Documento de origem
....................

Tudo isto posto e sabido, vira uma delícia assistir a Os Banshees de Inisherin (The Bashees Of Inisherin, Reino Unido/EUA/Irlanda, 2022 – Fox/Disney), mesmo com o crasso erro do título adotado pela distribuidora brasileira (alguém poderia avisar por lá que o artigo definido, na língua portuguesa, obedece ao gênero?). A trama se passa na quase erma e muito verde ilha durante o começo do ano de 1923. Os poucos habitantes de lá não possuem muita perspectiva do que fazer em suas vidas: enquanto ouvem tiros de canhões pipocando na guerra que se desenha bem longe, cuidam de suas casas e animais de estimação enquanto jogam conversa fora e bebem. Ir ao bar para se divertir é programação garantida dia sim, dia também.

O desequilíbrio de toda essa tranquilidade acontece quando Colm Doherty (Brendan Gleeson) decide interromper de modo brusco a longa amizade que tem com Pádraic Súlleabháin (Colin Farrell). Assim, de nada, de uma hora para outro, sem qualquer motivo plausível. Quer dizer, sem qualquer motivo na visão de Pádraic, que fica inconformado com o fato e se abala profundamente com a “tragédia”. A questão é que Pádraic é tido com um grande pária pelo resto da ilha. Ninguém em Inisherin o suporta. Sequer o cumprimentam. Os maiores diálogos de sua vida parecem se resumir a três pessoas: a irmã Siobhán (Kerry Condon), o vizinho Colm e o jovem Dominic Kearney (Barry Keoghan), sempre de comportamento errático e imprevisível e outro que não pensa duas vezes em entornar um copo dentro do organismo por não conseguir aceito em casa pelo pai.

McDonagh é um grande diretor e roteirista que trabalha a passos lentos. A cada meia década, em média, entrega uma obra ao espectador. Já possui quatro longas no currículo. Os dois primeiros, Na Mira do Chefe (2008) e Sete Psicopatas e um Shih Tzu (2012) são primores de comédia de humor ácido, com a verve corrosiva tipicamente inglesa. Martin constrói diálogos que fazem quem está na poltrona do cinema (ou no sofá de casa) gargalhar sem sentir culpa de nada em absoluto. Em plena tragédia, inclusive. Não sobra para ninguém. Este seu estilo foi definitivamente abraçado por Hollywood em Três Anúncios para um Crime (2017). Depois de se destacar em diversos festivais pelo mundo e levar cinco dos oito Bafta ao qual concorreu, o filme ganhou dois de sete Oscar, três de quatro SAG Awards e quatro de seis Globos de Ouro.

....................

Dados exibidos
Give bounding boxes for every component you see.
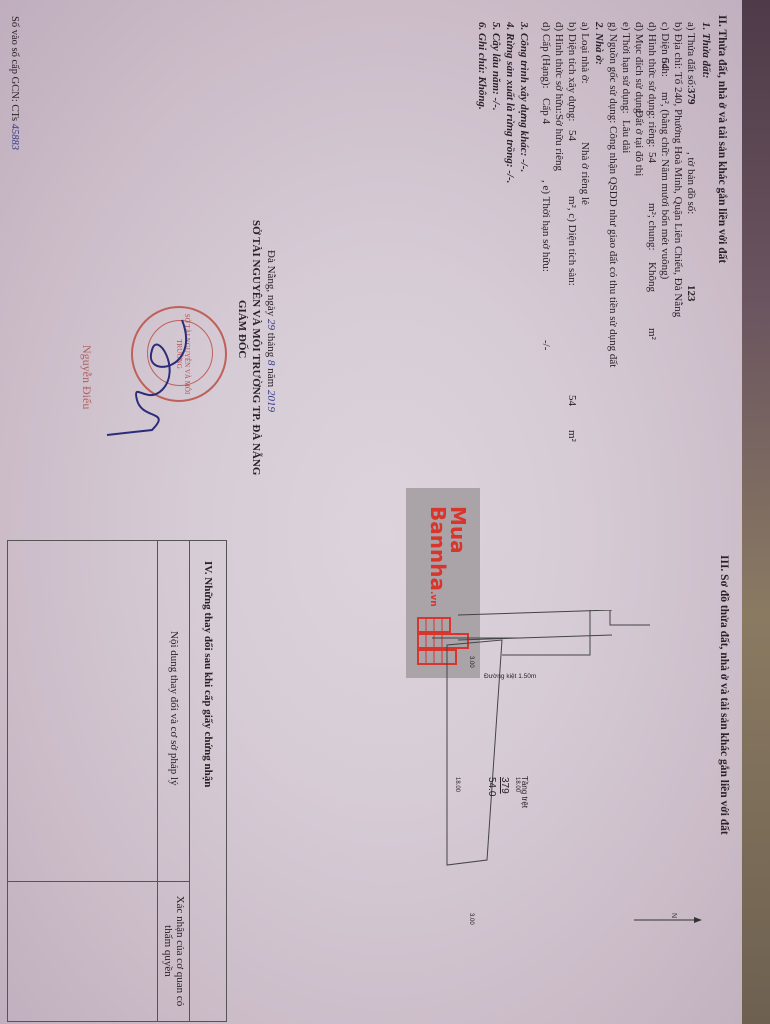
signer-name: Nguyễn Điểu [79,345,94,409]
address-value: Tổ 240, Phường Hoà Minh, Quận Liên Chiểu… [672,72,684,317]
usage-shared-label: m²; chung: [646,203,658,251]
purpose-label: đ) Mục đích sử dụng: [633,22,645,117]
built-area-label: b) Diện tích xây dựng: [566,22,578,121]
section3-title: III. Sơ đồ thửa đất, nhà ở và tài sản kh… [718,555,730,835]
parcel-diagram [412,610,702,990]
parcel-label: a) Thửa đất số: [685,22,697,88]
date-year: 2019 [265,390,277,412]
signer-position: GIÁM ĐỐC [236,300,248,358]
grade-value: Cấp 4 [540,98,552,124]
changes-table: IV. Những thay đổi sau khi cấp giấy chứn… [7,540,227,1022]
issuing-authority: SỞ TÀI NGUYÊN VÀ MÔI TRƯỜNG TP. ĐÀ NẴNG [250,220,262,475]
diagram-parcel-area: 54.0 [486,777,497,796]
house-ownership-value: Sở hữu riêng [553,114,565,171]
house-type-value: Nhà ở riêng lẻ [579,142,591,205]
table-body-divider [157,541,158,1021]
house-type-label: a) Loại nhà ở: [579,22,591,84]
floor-area-label: m², c) Diện tích sàn: [566,196,578,286]
house-heading: 2. Nhà ở: [593,22,605,65]
area-words: m², (bằng chữ: Năm mươi bốn mét vuông) [659,92,671,279]
map-sheet-label: , tờ bản đồ số: [685,152,697,214]
dim-back: 3.00 [468,913,474,925]
area-value: 54 [659,58,671,69]
date-month: 8 [265,360,277,366]
usage-form-label: d) Hình thức sử dụng: riêng: [646,22,658,147]
usage-shared-value: Không [646,262,658,292]
address-label: b) Địa chỉ: [672,22,684,69]
date-day: 29 [265,319,277,330]
ownership-term-value: -/- [540,340,552,350]
dim-side-right: 18.00 [454,777,460,792]
floor-area-unit: m² [566,430,578,442]
built-area-value: 54 [566,130,578,141]
year-label: năm [265,368,277,387]
dim-side-left: 18.00 [514,777,520,792]
floor-label: Tầng trệt [520,776,529,808]
table-column-divider [8,881,190,882]
section4-title: IV. Những thay đổi sau khi cấp giấy chứn… [202,561,214,787]
registry-number: Số vào sổ cấp GCN: CTs 45883 [9,16,20,150]
section2-title: II. Thửa đất, nhà ở và tài sản khác gắn … [716,15,728,263]
svg-text:N: N [670,913,677,918]
perennial-trees: 5. Cây lâu năm: -/-. [490,22,502,111]
map-sheet-number: 123 [685,285,697,302]
table-header-divider [189,541,190,1021]
term-label: e) Thời hạn sử dụng: [620,22,632,114]
production-forest: 4. Rừng sản xuất là rừng trồng: -/-. [504,22,516,183]
usage-private-value: 54 [646,152,658,163]
column-header-changes: Nội dung thay đổi và cơ sở pháp lý [168,631,180,786]
house-ownership-label: đ) Hình thức sở hữu: [553,22,565,114]
origin-value: Công nhận QSDD như giao đất có thu tiền … [607,126,619,367]
registry-label: Số vào sổ cấp GCN: CTs [9,16,20,121]
right-page: III. Sơ đồ thửa đất, nhà ở và tài sản kh… [0,515,742,1024]
road-label: Đường kiệt 1.50m [484,673,536,680]
other-works: 3. Công trình xây dựng khác: -/-. [518,22,530,172]
photo-frame: II. Thửa đất, nhà ở và tài sản khác gắn … [0,0,770,1024]
purpose-value: Đất ở tại đô thị [633,110,645,176]
north-arrow-icon: N [632,909,702,931]
registry-value: 45883 [9,124,20,150]
dim-front: 3.00 [468,656,474,668]
usage-unit: m² [646,328,658,340]
signature-mark [92,310,202,450]
diagram-parcel-number: 379 [499,777,510,794]
land-certificate-document: II. Thửa đất, nhà ở và tài sản khác gắn … [0,0,742,1024]
month-label: tháng [265,333,277,357]
parcel-number: 379 [685,88,697,105]
date-prefix: Đà Nẵng, ngày [265,250,277,316]
floor-area-value: 54 [566,395,578,406]
term-value: Lâu dài [620,120,632,153]
column-header-confirmation: Xác nhận của cơ quan có thẩm quyền [162,886,186,1016]
origin-label: g) Nguồn gốc sử dụng: [607,22,619,123]
sign-place-date: Đà Nẵng, ngày 29 tháng 8 năm 2019 [265,250,277,412]
notes: 6. Ghi chú: Không. [476,22,488,110]
land-heading: 1. Thửa đất: [700,22,712,78]
left-page: II. Thửa đất, nhà ở và tài sản khác gắn … [0,0,742,515]
ownership-term-label: , e) Thời hạn sở hữu: [540,180,552,272]
grade-label: d) Cấp (Hạng): [540,22,552,89]
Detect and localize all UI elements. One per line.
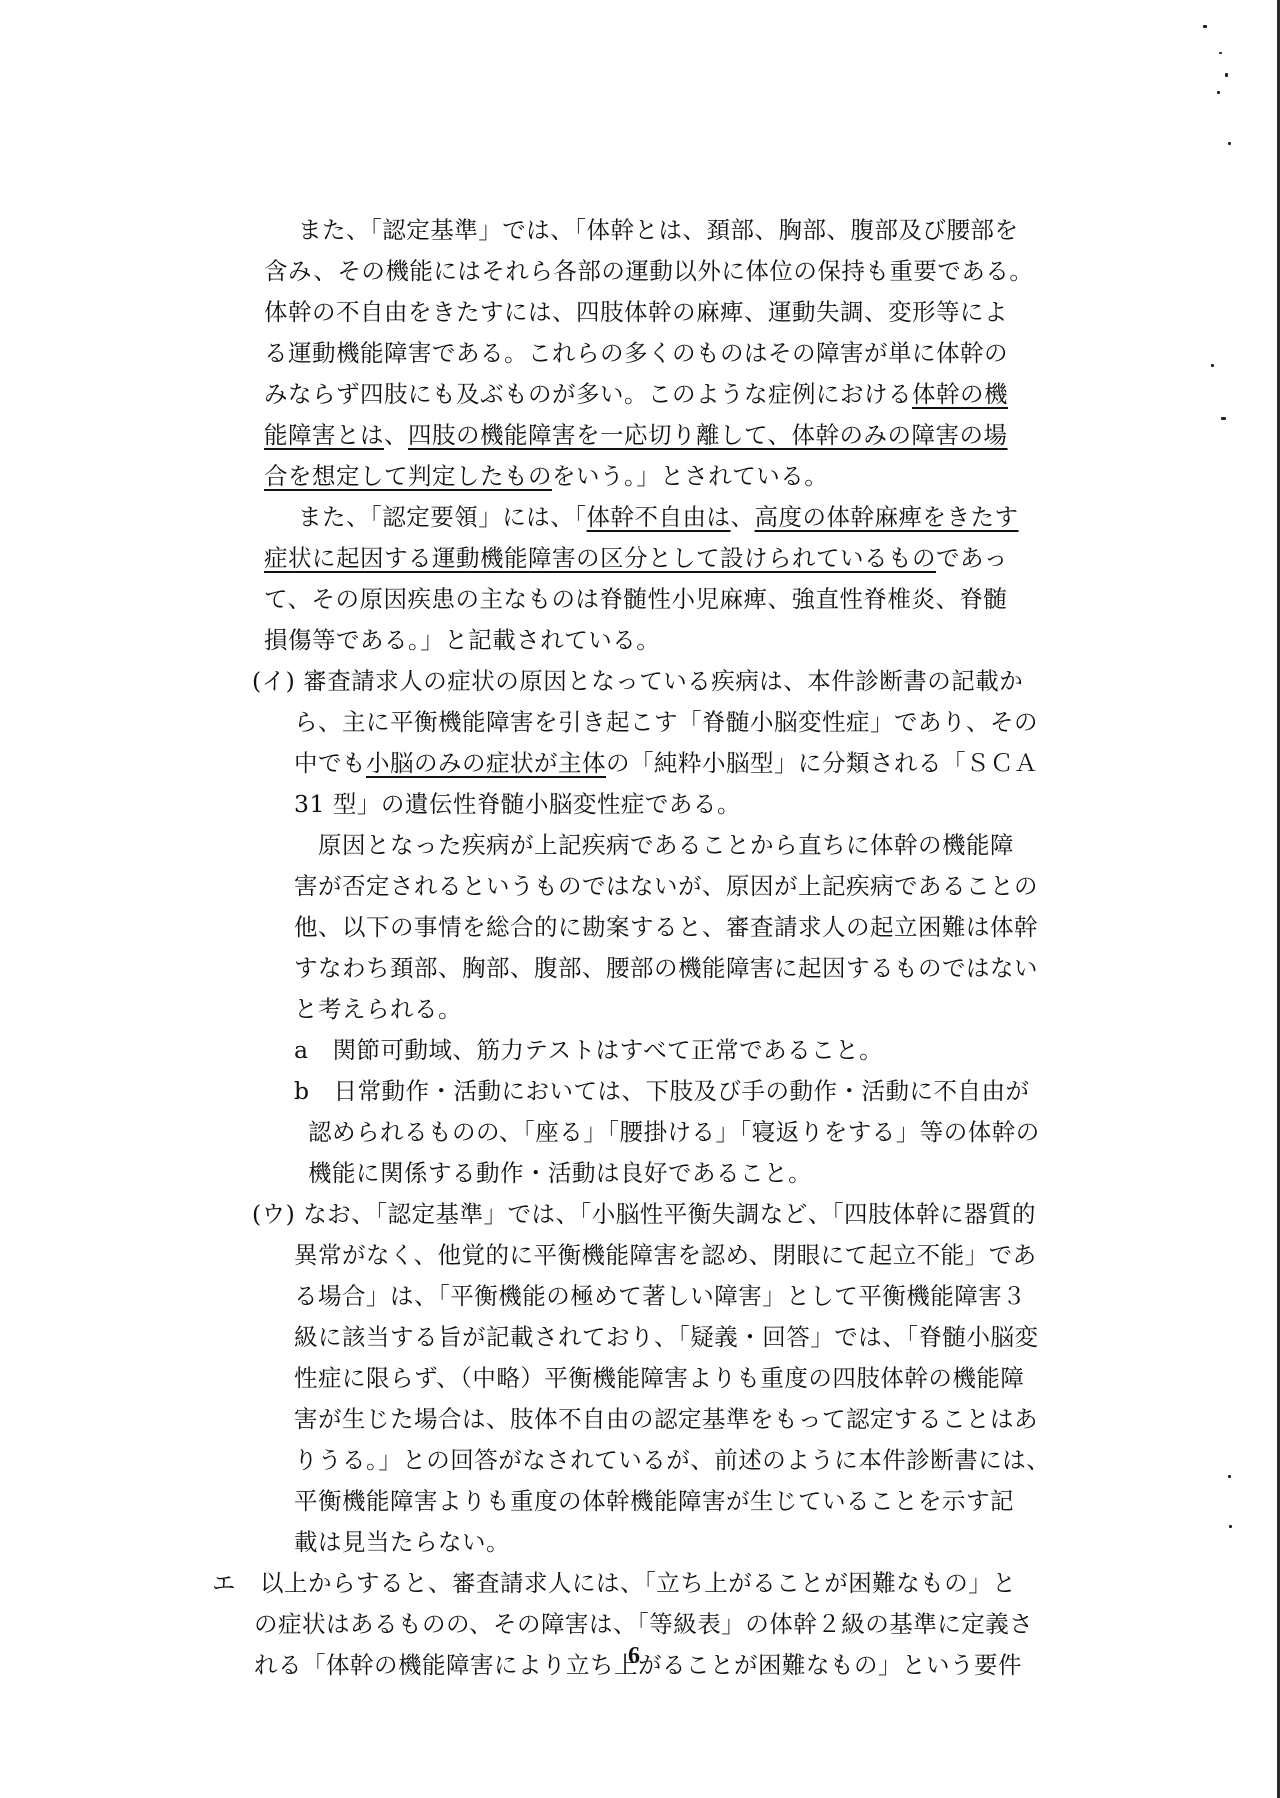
- text-segment: 原因となった疾病が上記疾病であることから直ちに体幹の機能障: [318, 831, 1014, 859]
- text-line: 他、以下の事情を総合的に勘案すると、審査請求人の起立困難は体幹: [294, 907, 1038, 947]
- text-segment: の症状はあるものの、その障害は、「等級表」の体幹２級の基準に定義さ: [254, 1610, 1033, 1638]
- underlined-text: 体幹不自由は: [587, 503, 731, 531]
- underlined-text: 高度の体幹麻痺をきたす: [755, 503, 1019, 531]
- text-line: 害が否定されるというものではないが、原因が上記疾病であることの: [294, 866, 1038, 906]
- text-segment: る運動機能障害である。これらの多くのものはその障害が単に体幹の: [264, 339, 1008, 367]
- text-line: 異常がなく、他覚的に平衡機能障害を認め、閉眼にて起立不能」であ: [294, 1235, 1037, 1275]
- text-line: る場合」は、「平衡機能の極めて著しい障害」として平衡機能障害３: [294, 1276, 1026, 1316]
- text-line: 症状に起因する運動機能障害の区分として設けられているものであっ: [264, 538, 1008, 578]
- page-number: 6: [628, 1643, 640, 1670]
- text-line: て、その原因疾患の主なものは脊髄性小児麻痺、強直性脊椎炎、脊髄: [264, 579, 1008, 619]
- text-segment: 31 型」の遺伝性脊髄小脳変性症である。: [294, 790, 741, 818]
- scan-speck: [1221, 417, 1226, 420]
- text-line: 平衡機能障害よりも重度の体幹機能障害が生じていることを示す記: [294, 1481, 1014, 1521]
- text-segment: 認められるものの、「座る」「腰掛ける」「寝返りをする」等の体幹の: [308, 1118, 1040, 1146]
- text-segment: すなわち頚部、胸部、腹部、腰部の機能障害に起因するものではない: [294, 954, 1038, 982]
- text-line: 認められるものの、「座る」「腰掛ける」「寝返りをする」等の体幹の: [308, 1112, 1040, 1152]
- text-segment: 他、以下の事情を総合的に勘案すると、審査請求人の起立困難は体幹: [294, 913, 1038, 941]
- text-line: 原因となった疾病が上記疾病であることから直ちに体幹の機能障: [318, 825, 1014, 865]
- text-segment: 体幹の不自由をきたすには、四肢体幹の麻痺、運動失調、変形等によ: [264, 298, 1008, 326]
- text-segment: の「純粋小脳型」に分類される「ＳＣＡ: [606, 749, 1038, 777]
- text-segment: (イ) 審査請求人の症状の原因となっている疾病は、本件診断書の記載か: [252, 667, 1023, 695]
- text-line: (イ) 審査請求人の症状の原因となっている疾病は、本件診断書の記載か: [252, 661, 1023, 701]
- text-segment: と考えられる。: [294, 995, 462, 1023]
- underlined-text: 合を想定して判定したもの: [264, 462, 552, 490]
- text-segment: 載は見当たらない。: [294, 1528, 510, 1556]
- scan-speck: [1211, 364, 1214, 367]
- text-segment: また、「認定要領」には、「: [298, 503, 587, 531]
- scan-speck: [1228, 1475, 1231, 1478]
- scan-speck: [1203, 25, 1207, 28]
- scan-speck: [1219, 52, 1222, 54]
- text-segment: a 関節可動域、筋力テストはすべて正常であること。: [294, 1036, 883, 1064]
- text-line: 機能に関係する動作・活動は良好であること。: [308, 1153, 812, 1193]
- underlined-text: 四肢の機能障害を一応切り離して、体幹のみの障害の場: [408, 421, 1008, 449]
- text-line: 性症に限らず、（中略）平衡機能障害よりも重度の四肢体幹の機能障: [294, 1358, 1024, 1398]
- text-segment: 含み、その機能にはそれら各部の運動以外に体位の保持も重要である。: [264, 257, 1033, 285]
- text-segment: b 日常動作・活動においては、下肢及び手の動作・活動に不自由が: [294, 1077, 1030, 1105]
- text-line: 31 型」の遺伝性脊髄小脳変性症である。: [294, 784, 741, 824]
- text-line: 損傷等である。」と記載されている。: [264, 620, 660, 660]
- text-segment: 害が生じた場合は、肢体不自由の認定基準をもって認定することはあ: [294, 1405, 1038, 1433]
- text-line: りうる。」との回答がなされているが、前述のように本件診断書には、: [294, 1440, 1050, 1480]
- text-segment: ら、主に平衡機能障害を引き起こす「脊髄小脳変性症」であり、その: [294, 708, 1038, 736]
- underlined-text: 能障害とは: [264, 421, 384, 449]
- text-line: の症状はあるものの、その障害は、「等級表」の体幹２級の基準に定義さ: [254, 1604, 1033, 1644]
- text-line: 中でも小脳のみの症状が主体の「純粋小脳型」に分類される「ＳＣＡ: [294, 743, 1038, 783]
- text-line: また、「認定要領」には、「体幹不自由は、高度の体幹麻痺をきたす: [298, 497, 1019, 537]
- text-segment: 平衡機能障害よりも重度の体幹機能障害が生じていることを示す記: [294, 1487, 1014, 1515]
- text-segment: 害が否定されるというものではないが、原因が上記疾病であることの: [294, 872, 1038, 900]
- text-line: エ 以上からすると、審査請求人には、「立ち上がることが困難なもの」と: [212, 1563, 1016, 1603]
- text-segment: であっ: [936, 544, 1008, 572]
- scan-speck: [1228, 142, 1231, 145]
- text-line: 級に該当する旨が記載されており、「疑義・回答」では、「脊髄小脳変: [294, 1317, 1039, 1357]
- text-segment: (ウ) なお、「認定基準」では、「小脳性平衡失調など、「四肢体幹に器質的: [252, 1200, 1036, 1228]
- text-line: a 関節可動域、筋力テストはすべて正常であること。: [294, 1030, 883, 1070]
- text-line: b 日常動作・活動においては、下肢及び手の動作・活動に不自由が: [294, 1071, 1030, 1111]
- text-segment: 機能に関係する動作・活動は良好であること。: [308, 1159, 812, 1187]
- text-line: 能障害とは、四肢の機能障害を一応切り離して、体幹のみの障害の場: [264, 415, 1008, 455]
- underlined-text: 体幹の機: [912, 380, 1008, 408]
- text-line: 体幹の不自由をきたすには、四肢体幹の麻痺、運動失調、変形等によ: [264, 292, 1008, 332]
- text-line: 害が生じた場合は、肢体不自由の認定基準をもって認定することはあ: [294, 1399, 1038, 1439]
- text-line: 合を想定して判定したものをいう。」とされている。: [264, 456, 828, 496]
- text-segment: 中でも: [294, 749, 366, 777]
- scan-speck: [1225, 73, 1228, 77]
- text-segment: 異常がなく、他覚的に平衡機能障害を認め、閉眼にて起立不能」であ: [294, 1241, 1037, 1269]
- text-segment: て、その原因疾患の主なものは脊髄性小児麻痺、強直性脊椎炎、脊髄: [264, 585, 1008, 613]
- text-segment: 、: [731, 503, 755, 531]
- text-segment: 級に該当する旨が記載されており、「疑義・回答」では、「脊髄小脳変: [294, 1323, 1039, 1351]
- text-line: すなわち頚部、胸部、腹部、腰部の機能障害に起因するものではない: [294, 948, 1038, 988]
- scan-speck: [1229, 1525, 1232, 1528]
- text-segment: 損傷等である。」と記載されている。: [264, 626, 660, 654]
- text-line: (ウ) なお、「認定基準」では、「小脳性平衡失調など、「四肢体幹に器質的: [252, 1194, 1036, 1234]
- text-segment: みならず四肢にも及ぶものが多い。このような症例における: [264, 380, 912, 408]
- underlined-text: 症状に起因する運動機能障害の区分として設けられているもの: [264, 544, 936, 572]
- text-segment: 性症に限らず、（中略）平衡機能障害よりも重度の四肢体幹の機能障: [294, 1364, 1024, 1392]
- text-line: 載は見当たらない。: [294, 1522, 510, 1562]
- document-page: また、「認定基準」では、「体幹とは、頚部、胸部、腹部及び腰部を含み、その機能には…: [0, 0, 1280, 1798]
- text-line: 含み、その機能にはそれら各部の運動以外に体位の保持も重要である。: [264, 251, 1033, 291]
- text-line: また、「認定基準」では、「体幹とは、頚部、胸部、腹部及び腰部を: [298, 210, 1019, 250]
- text-line: ら、主に平衡機能障害を引き起こす「脊髄小脳変性症」であり、その: [294, 702, 1038, 742]
- underlined-text: 小脳のみの症状が主体: [366, 749, 606, 777]
- scan-speck: [1217, 91, 1220, 94]
- text-segment: エ 以上からすると、審査請求人には、「立ち上がることが困難なもの」と: [212, 1569, 1016, 1597]
- text-segment: また、「認定基準」では、「体幹とは、頚部、胸部、腹部及び腰部を: [298, 216, 1019, 244]
- text-segment: る場合」は、「平衡機能の極めて著しい障害」として平衡機能障害３: [294, 1282, 1026, 1310]
- text-segment: 、: [384, 421, 408, 449]
- text-segment: りうる。」との回答がなされているが、前述のように本件診断書には、: [294, 1446, 1050, 1474]
- text-segment: をいう。」とされている。: [552, 462, 828, 490]
- text-line: と考えられる。: [294, 989, 462, 1029]
- text-line: みならず四肢にも及ぶものが多い。このような症例における体幹の機: [264, 374, 1008, 414]
- text-line: る運動機能障害である。これらの多くのものはその障害が単に体幹の: [264, 333, 1008, 373]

....................

A fazer
1. Liste os atores que a crítica sobre Os Banshees de Inisherin cita entre parênteses, cada um com o personagem que interpreta.
2. Por favor, reescreva em forma de lista JSON de strings, uma por linha, as linhas das entradas que começam naquela que contém "signer-name: Nguyễn Điểu [79,345,94,409]" e terminam naquela que contém "issuing-authority: SỞ TÀI".

Respostas por tarefa
1.
- Brendan Gleeson: Colm Doherty
- Colin Farrell: Pádraic Súlleabháin
- Kerry Condon: Siobhán
- Barry Keoghan: Dominic Kearney

2.
[
  "signer-name: Nguyễn Điểu [79,345,94,409]",
  "address-value: Tổ 240, Phường Hoà Minh, Quận Liên Chiểu… [672,72,684,317]",
  "usage-shared-label: m²; chung: [646,203,658,251]",
  "purpose-label: đ) Mục đích sử dụng: [633,22,645,117]",
  "built-area-label: b) Diện tích xây dựng: [566,22,578,121]",
  "section3-title: III. Sơ đồ thửa đất, nhà ở và tài sản kh… [718,555,730,835]",
  "parcel-diagram [412,610,702,990]",
  "parcel-label: a) Thửa đất số: [685,22,697,88]",
  "date-year: 2019 [265,390,277,412]",
  "signer-position: GIÁM ĐỐC [236,300,248,358]",
  "grade-value: Cấp 4 [540,98,552,124]",
  "changes-table: IV. Những thay đổi sau khi cấp giấy chứn… [7,540,227,1022]",
  "issuing-authority: SỞ TÀI NGUYÊN VÀ MÔI TRƯỜNG TP. ĐÀ NẴNG [250,220,262,475]"
]